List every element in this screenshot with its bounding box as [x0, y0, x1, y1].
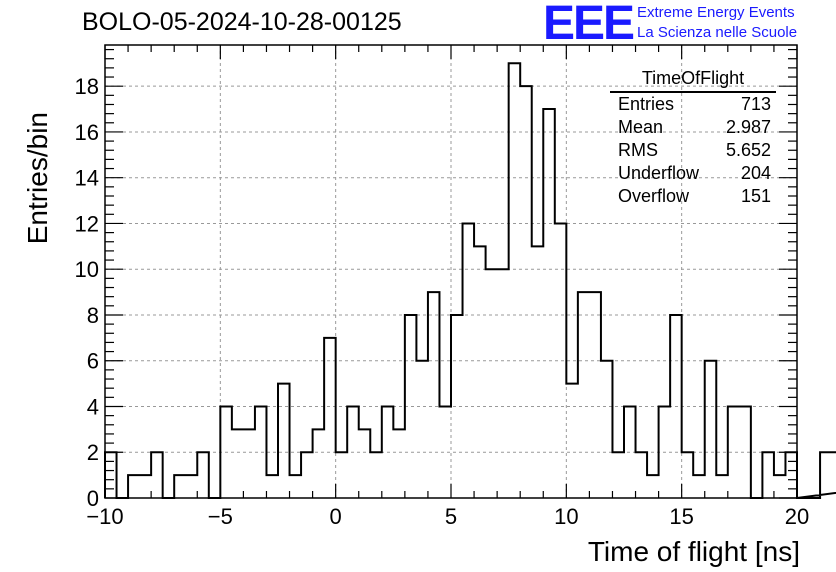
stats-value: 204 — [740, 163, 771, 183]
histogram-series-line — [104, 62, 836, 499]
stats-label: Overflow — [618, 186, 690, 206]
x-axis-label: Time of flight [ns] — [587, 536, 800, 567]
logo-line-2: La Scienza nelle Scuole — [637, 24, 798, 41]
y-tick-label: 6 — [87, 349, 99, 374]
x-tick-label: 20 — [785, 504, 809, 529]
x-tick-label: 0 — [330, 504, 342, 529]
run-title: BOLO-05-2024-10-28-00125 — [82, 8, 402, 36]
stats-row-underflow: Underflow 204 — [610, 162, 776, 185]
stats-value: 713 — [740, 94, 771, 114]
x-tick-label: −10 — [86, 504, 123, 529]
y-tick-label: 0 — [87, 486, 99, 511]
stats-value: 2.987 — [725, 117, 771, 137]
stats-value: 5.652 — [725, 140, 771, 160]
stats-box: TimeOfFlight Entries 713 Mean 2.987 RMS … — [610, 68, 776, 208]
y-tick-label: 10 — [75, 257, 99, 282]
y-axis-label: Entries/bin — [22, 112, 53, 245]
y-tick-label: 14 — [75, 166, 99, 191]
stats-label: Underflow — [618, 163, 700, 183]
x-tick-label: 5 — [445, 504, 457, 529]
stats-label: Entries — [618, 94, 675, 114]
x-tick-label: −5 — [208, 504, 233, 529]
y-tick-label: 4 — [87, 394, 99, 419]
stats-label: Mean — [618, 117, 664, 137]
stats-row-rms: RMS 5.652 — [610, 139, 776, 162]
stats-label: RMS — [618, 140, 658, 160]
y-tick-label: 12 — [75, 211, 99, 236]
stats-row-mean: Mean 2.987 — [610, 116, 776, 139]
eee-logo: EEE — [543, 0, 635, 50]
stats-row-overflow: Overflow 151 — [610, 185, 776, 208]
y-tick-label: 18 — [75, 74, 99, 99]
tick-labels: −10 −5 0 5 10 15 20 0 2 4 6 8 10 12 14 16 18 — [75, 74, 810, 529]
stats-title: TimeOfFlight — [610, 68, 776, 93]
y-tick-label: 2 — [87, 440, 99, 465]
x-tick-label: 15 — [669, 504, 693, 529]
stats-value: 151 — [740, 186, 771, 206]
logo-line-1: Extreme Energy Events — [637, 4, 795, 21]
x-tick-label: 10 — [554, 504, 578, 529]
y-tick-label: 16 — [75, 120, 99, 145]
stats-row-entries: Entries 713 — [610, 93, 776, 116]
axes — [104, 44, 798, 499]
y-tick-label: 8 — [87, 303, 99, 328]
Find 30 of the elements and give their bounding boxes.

⁂

— Aim of the task —
Rewrite the listing above, replacing every occurrence of "stats-label" with "stats-caption" and leaving all other text unchanged. Omit the picture from your answer.

— Exercise result —
List every element in this screenshot with its bounding box as [x0, y0, x1, y1].
stats-value: 204 — [740, 163, 771, 183]
histogram-series-line — [104, 62, 836, 499]
stats-caption: Overflow — [618, 186, 690, 206]
x-axis-label: Time of flight [ns] — [587, 536, 800, 567]
logo-line-2: La Scienza nelle Scuole — [637, 24, 798, 41]
y-tick-label: 6 — [87, 349, 99, 374]
x-tick-label: 20 — [785, 504, 809, 529]
x-tick-label: 0 — [330, 504, 342, 529]
run-title: BOLO-05-2024-10-28-00125 — [82, 8, 402, 36]
stats-row-underflow: Underflow 204 — [610, 162, 776, 185]
stats-value: 713 — [740, 94, 771, 114]
x-tick-label: −10 — [86, 504, 123, 529]
y-tick-label: 0 — [87, 486, 99, 511]
stats-value: 2.987 — [725, 117, 771, 137]
stats-value: 5.652 — [725, 140, 771, 160]
stats-box: TimeOfFlight Entries 713 Mean 2.987 RMS … — [610, 68, 776, 208]
y-tick-label: 10 — [75, 257, 99, 282]
y-axis-label: Entries/bin — [22, 112, 53, 245]
y-tick-label: 14 — [75, 166, 99, 191]
stats-caption: Underflow — [618, 163, 700, 183]
x-tick-label: 5 — [445, 504, 457, 529]
stats-caption: Entries — [618, 94, 675, 114]
x-tick-label: −5 — [208, 504, 233, 529]
y-tick-label: 4 — [87, 394, 99, 419]
stats-caption: Mean — [618, 117, 664, 137]
stats-row-rms: RMS 5.652 — [610, 139, 776, 162]
stats-caption: RMS — [618, 140, 658, 160]
y-tick-label: 12 — [75, 211, 99, 236]
stats-row-mean: Mean 2.987 — [610, 116, 776, 139]
eee-logo: EEE — [543, 0, 635, 50]
stats-row-overflow: Overflow 151 — [610, 185, 776, 208]
y-tick-label: 18 — [75, 74, 99, 99]
tick-labels: −10 −5 0 5 10 15 20 0 2 4 6 8 10 12 14 16 18 — [75, 74, 810, 529]
stats-title: TimeOfFlight — [610, 68, 776, 93]
y-tick-label: 2 — [87, 440, 99, 465]
x-tick-label: 15 — [669, 504, 693, 529]
stats-value: 151 — [740, 186, 771, 206]
logo-line-1: Extreme Energy Events — [637, 4, 795, 21]
x-tick-label: 10 — [554, 504, 578, 529]
y-tick-label: 16 — [75, 120, 99, 145]
stats-row-entries: Entries 713 — [610, 93, 776, 116]
axes — [104, 44, 798, 499]
y-tick-label: 8 — [87, 303, 99, 328]
Find 30 of the elements and give their bounding boxes.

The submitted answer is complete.